(DATA EXTRACT)

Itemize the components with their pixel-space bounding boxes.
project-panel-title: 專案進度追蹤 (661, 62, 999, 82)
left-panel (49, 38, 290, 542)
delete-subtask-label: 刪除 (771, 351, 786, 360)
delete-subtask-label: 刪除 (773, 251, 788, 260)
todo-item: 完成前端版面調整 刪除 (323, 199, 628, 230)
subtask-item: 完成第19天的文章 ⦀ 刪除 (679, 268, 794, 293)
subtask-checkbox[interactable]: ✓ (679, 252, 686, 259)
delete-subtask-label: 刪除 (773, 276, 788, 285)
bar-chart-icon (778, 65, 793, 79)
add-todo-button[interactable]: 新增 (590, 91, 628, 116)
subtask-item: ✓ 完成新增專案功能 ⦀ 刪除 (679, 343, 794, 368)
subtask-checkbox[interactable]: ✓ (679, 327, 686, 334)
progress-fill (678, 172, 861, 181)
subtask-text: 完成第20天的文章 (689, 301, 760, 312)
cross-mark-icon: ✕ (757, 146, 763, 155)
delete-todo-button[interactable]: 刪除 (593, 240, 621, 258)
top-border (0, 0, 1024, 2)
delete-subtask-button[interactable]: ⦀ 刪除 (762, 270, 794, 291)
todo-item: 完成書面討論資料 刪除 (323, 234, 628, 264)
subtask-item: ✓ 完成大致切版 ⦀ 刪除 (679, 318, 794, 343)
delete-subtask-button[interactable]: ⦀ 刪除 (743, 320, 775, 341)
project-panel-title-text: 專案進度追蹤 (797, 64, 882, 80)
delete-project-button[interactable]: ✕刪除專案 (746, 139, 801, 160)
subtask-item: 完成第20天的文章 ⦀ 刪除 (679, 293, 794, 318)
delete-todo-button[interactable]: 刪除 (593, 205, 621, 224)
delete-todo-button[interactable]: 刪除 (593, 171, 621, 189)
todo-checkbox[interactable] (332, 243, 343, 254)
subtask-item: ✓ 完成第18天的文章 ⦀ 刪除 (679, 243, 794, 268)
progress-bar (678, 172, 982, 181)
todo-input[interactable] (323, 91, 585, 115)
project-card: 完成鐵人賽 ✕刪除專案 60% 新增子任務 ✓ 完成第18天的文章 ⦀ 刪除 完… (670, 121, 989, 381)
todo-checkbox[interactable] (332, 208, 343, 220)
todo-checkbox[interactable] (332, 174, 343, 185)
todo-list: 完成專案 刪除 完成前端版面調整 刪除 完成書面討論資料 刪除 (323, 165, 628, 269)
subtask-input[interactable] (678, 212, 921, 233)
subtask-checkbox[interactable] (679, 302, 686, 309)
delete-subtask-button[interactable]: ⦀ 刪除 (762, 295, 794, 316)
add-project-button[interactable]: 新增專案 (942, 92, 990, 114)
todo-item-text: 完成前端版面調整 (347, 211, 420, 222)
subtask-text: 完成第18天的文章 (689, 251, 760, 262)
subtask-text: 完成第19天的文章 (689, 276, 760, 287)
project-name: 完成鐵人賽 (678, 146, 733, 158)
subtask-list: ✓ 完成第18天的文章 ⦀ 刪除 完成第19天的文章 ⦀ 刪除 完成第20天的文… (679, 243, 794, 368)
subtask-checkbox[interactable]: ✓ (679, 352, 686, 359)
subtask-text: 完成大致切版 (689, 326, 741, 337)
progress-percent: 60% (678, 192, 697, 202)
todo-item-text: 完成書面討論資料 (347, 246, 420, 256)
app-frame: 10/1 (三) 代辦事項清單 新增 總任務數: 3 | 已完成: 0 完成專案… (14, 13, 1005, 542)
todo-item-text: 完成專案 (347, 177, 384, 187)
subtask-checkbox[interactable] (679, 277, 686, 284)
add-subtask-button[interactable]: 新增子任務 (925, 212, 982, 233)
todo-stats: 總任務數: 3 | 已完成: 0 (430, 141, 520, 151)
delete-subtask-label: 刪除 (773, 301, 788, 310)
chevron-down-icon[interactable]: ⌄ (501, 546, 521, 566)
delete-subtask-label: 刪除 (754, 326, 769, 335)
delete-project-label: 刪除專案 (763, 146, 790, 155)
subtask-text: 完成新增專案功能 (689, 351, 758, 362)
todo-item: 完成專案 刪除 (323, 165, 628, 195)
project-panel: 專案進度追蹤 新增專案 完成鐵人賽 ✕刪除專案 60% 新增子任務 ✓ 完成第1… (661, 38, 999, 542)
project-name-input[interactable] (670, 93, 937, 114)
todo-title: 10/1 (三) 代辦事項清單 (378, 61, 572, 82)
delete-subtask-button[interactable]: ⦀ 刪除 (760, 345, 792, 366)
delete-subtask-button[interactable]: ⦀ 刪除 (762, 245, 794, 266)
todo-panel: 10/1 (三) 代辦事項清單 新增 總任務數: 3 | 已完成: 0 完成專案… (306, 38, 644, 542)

(SHORT TASK) Copy every line of the entry above, character for character, without changing anything.

(SOLUTION FOR THIS EXERCISE)
Itemize the components with their pixel-space bounding boxes.
project-panel-title: 專案進度追蹤 (661, 62, 999, 82)
left-panel (49, 38, 290, 542)
delete-subtask-label: 刪除 (771, 351, 786, 360)
delete-subtask-label: 刪除 (773, 251, 788, 260)
todo-item: 完成前端版面調整 刪除 (323, 199, 628, 230)
subtask-item: 完成第19天的文章 ⦀ 刪除 (679, 268, 794, 293)
subtask-checkbox[interactable]: ✓ (679, 252, 686, 259)
delete-subtask-label: 刪除 (773, 276, 788, 285)
bar-chart-icon (778, 65, 793, 79)
add-todo-button[interactable]: 新增 (590, 91, 628, 116)
subtask-item: ✓ 完成新增專案功能 ⦀ 刪除 (679, 343, 794, 368)
subtask-checkbox[interactable]: ✓ (679, 327, 686, 334)
progress-fill (678, 172, 861, 181)
subtask-text: 完成第20天的文章 (689, 301, 760, 312)
cross-mark-icon: ✕ (757, 146, 763, 155)
delete-todo-button[interactable]: 刪除 (593, 240, 621, 258)
top-border (0, 0, 1024, 2)
delete-subtask-button[interactable]: ⦀ 刪除 (762, 270, 794, 291)
todo-item: 完成書面討論資料 刪除 (323, 234, 628, 264)
subtask-item: ✓ 完成大致切版 ⦀ 刪除 (679, 318, 794, 343)
delete-subtask-button[interactable]: ⦀ 刪除 (743, 320, 775, 341)
project-panel-title-text: 專案進度追蹤 (797, 64, 882, 80)
delete-project-button[interactable]: ✕刪除專案 (746, 139, 801, 160)
subtask-item: 完成第20天的文章 ⦀ 刪除 (679, 293, 794, 318)
delete-todo-button[interactable]: 刪除 (593, 205, 621, 224)
delete-todo-button[interactable]: 刪除 (593, 171, 621, 189)
todo-checkbox[interactable] (332, 243, 343, 254)
subtask-item: ✓ 完成第18天的文章 ⦀ 刪除 (679, 243, 794, 268)
progress-bar (678, 172, 982, 181)
todo-input[interactable] (323, 91, 585, 115)
project-card: 完成鐵人賽 ✕刪除專案 60% 新增子任務 ✓ 完成第18天的文章 ⦀ 刪除 完… (670, 121, 989, 381)
todo-checkbox[interactable] (332, 208, 343, 220)
todo-checkbox[interactable] (332, 174, 343, 185)
todo-list: 完成專案 刪除 完成前端版面調整 刪除 完成書面討論資料 刪除 (323, 165, 628, 269)
subtask-input[interactable] (678, 212, 921, 233)
subtask-checkbox[interactable] (679, 302, 686, 309)
delete-subtask-button[interactable]: ⦀ 刪除 (762, 295, 794, 316)
add-project-button[interactable]: 新增專案 (942, 92, 990, 114)
todo-item-text: 完成前端版面調整 (347, 211, 420, 222)
subtask-text: 完成第18天的文章 (689, 251, 760, 262)
subtask-text: 完成第19天的文章 (689, 276, 760, 287)
project-name: 完成鐵人賽 (678, 146, 733, 158)
subtask-list: ✓ 完成第18天的文章 ⦀ 刪除 完成第19天的文章 ⦀ 刪除 完成第20天的文… (679, 243, 794, 368)
subtask-checkbox[interactable]: ✓ (679, 352, 686, 359)
subtask-text: 完成大致切版 (689, 326, 741, 337)
progress-percent: 60% (678, 192, 697, 202)
todo-item-text: 完成書面討論資料 (347, 246, 420, 256)
app-frame: 10/1 (三) 代辦事項清單 新增 總任務數: 3 | 已完成: 0 完成專案… (14, 13, 1005, 542)
todo-item-text: 完成專案 (347, 177, 384, 187)
subtask-checkbox[interactable] (679, 277, 686, 284)
add-subtask-button[interactable]: 新增子任務 (925, 212, 982, 233)
todo-stats: 總任務數: 3 | 已完成: 0 (430, 141, 520, 151)
delete-subtask-label: 刪除 (773, 301, 788, 310)
chevron-down-icon[interactable]: ⌄ (501, 546, 521, 566)
delete-subtask-label: 刪除 (754, 326, 769, 335)
delete-project-label: 刪除專案 (763, 146, 790, 155)
subtask-text: 完成新增專案功能 (689, 351, 758, 362)
todo-item: 完成專案 刪除 (323, 165, 628, 195)
project-panel: 專案進度追蹤 新增專案 完成鐵人賽 ✕刪除專案 60% 新增子任務 ✓ 完成第1… (661, 38, 999, 542)
project-name-input[interactable] (670, 93, 937, 114)
todo-title: 10/1 (三) 代辦事項清單 (378, 61, 572, 82)
delete-subtask-button[interactable]: ⦀ 刪除 (760, 345, 792, 366)
delete-subtask-button[interactable]: ⦀ 刪除 (762, 245, 794, 266)
todo-panel: 10/1 (三) 代辦事項清單 新增 總任務數: 3 | 已完成: 0 完成專案… (306, 38, 644, 542)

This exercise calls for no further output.